[Begin Input]

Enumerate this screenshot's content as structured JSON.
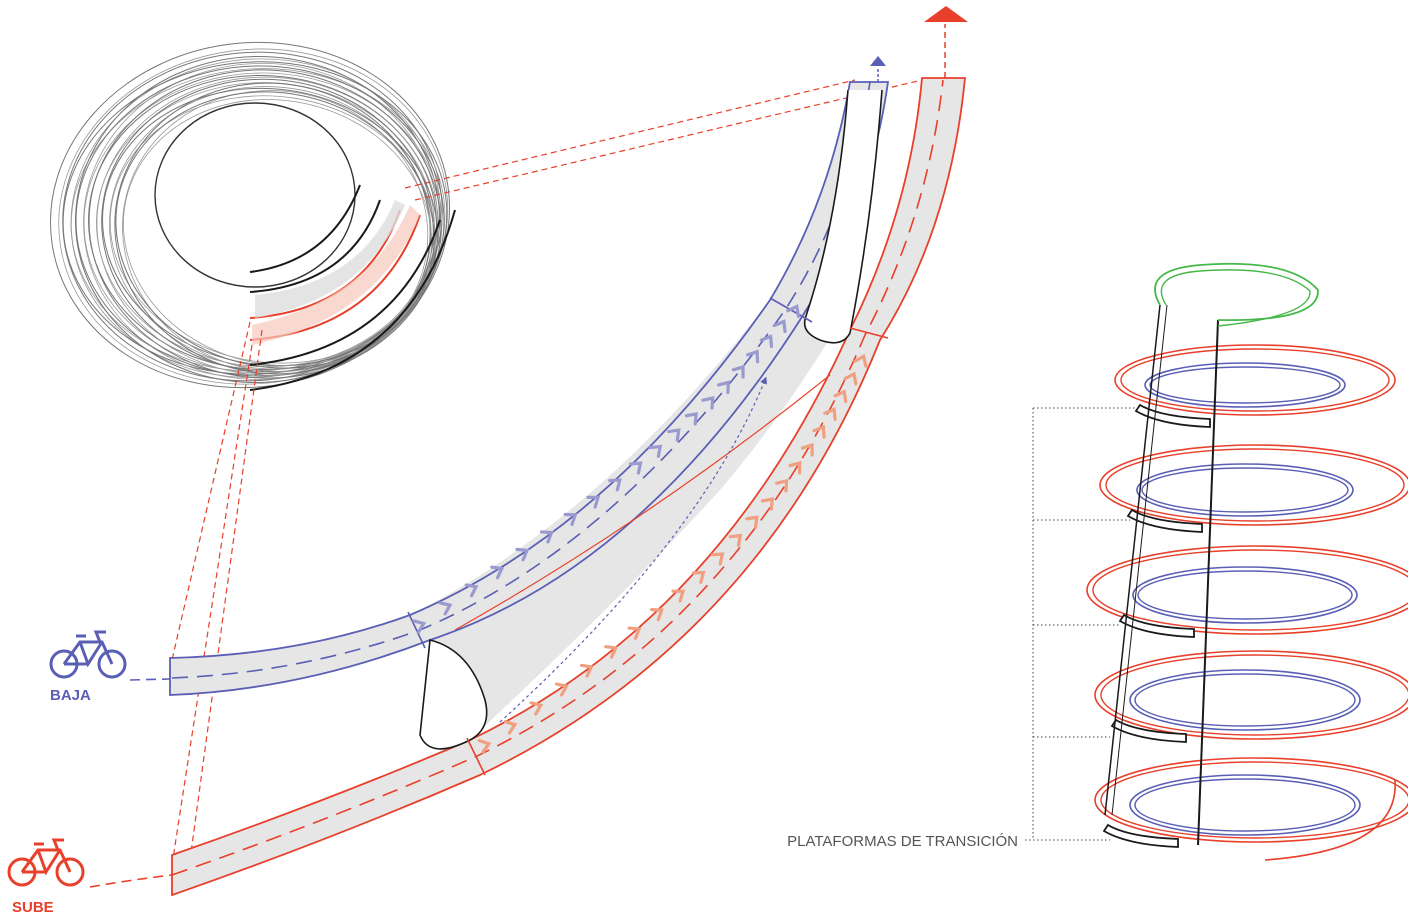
{
  "labels": {
    "baja": "BAJA",
    "sube": "SUBE",
    "plataformas": "PLATAFORMAS DE TRANSICIÓN"
  },
  "legend": {
    "baja_icon": "bicycle-icon",
    "sube_icon": "bicycle-icon"
  },
  "colors": {
    "down_lane": "#5a5fb5",
    "up_lane": "#e8402a",
    "up_arrow_fill": "#f0a080",
    "down_arrow_fill": "#9a9ad0",
    "lane_fill": "#e6e6e6",
    "top_ring": "#44b848",
    "outline": "#1a1a1a",
    "sketch_ring": "#777777",
    "dotted_leader": "#444444"
  },
  "helix": {
    "platform_levels": 5
  }
}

[End Input]

Repeat each record exactly, with the pictures left out.

Enumerate this screenshot's content as structured JSON.
{
  "labels": {
    "baja": "BAJA",
    "sube": "SUBE",
    "plataformas": "PLATAFORMAS DE TRANSICIÓN"
  },
  "legend": {
    "baja_icon": "bicycle-icon",
    "sube_icon": "bicycle-icon"
  },
  "colors": {
    "down_lane": "#5a5fb5",
    "up_lane": "#e8402a",
    "up_arrow_fill": "#f0a080",
    "down_arrow_fill": "#9a9ad0",
    "lane_fill": "#e6e6e6",
    "top_ring": "#44b848",
    "outline": "#1a1a1a",
    "sketch_ring": "#777777",
    "dotted_leader": "#444444"
  },
  "helix": {
    "platform_levels": 5
  }
}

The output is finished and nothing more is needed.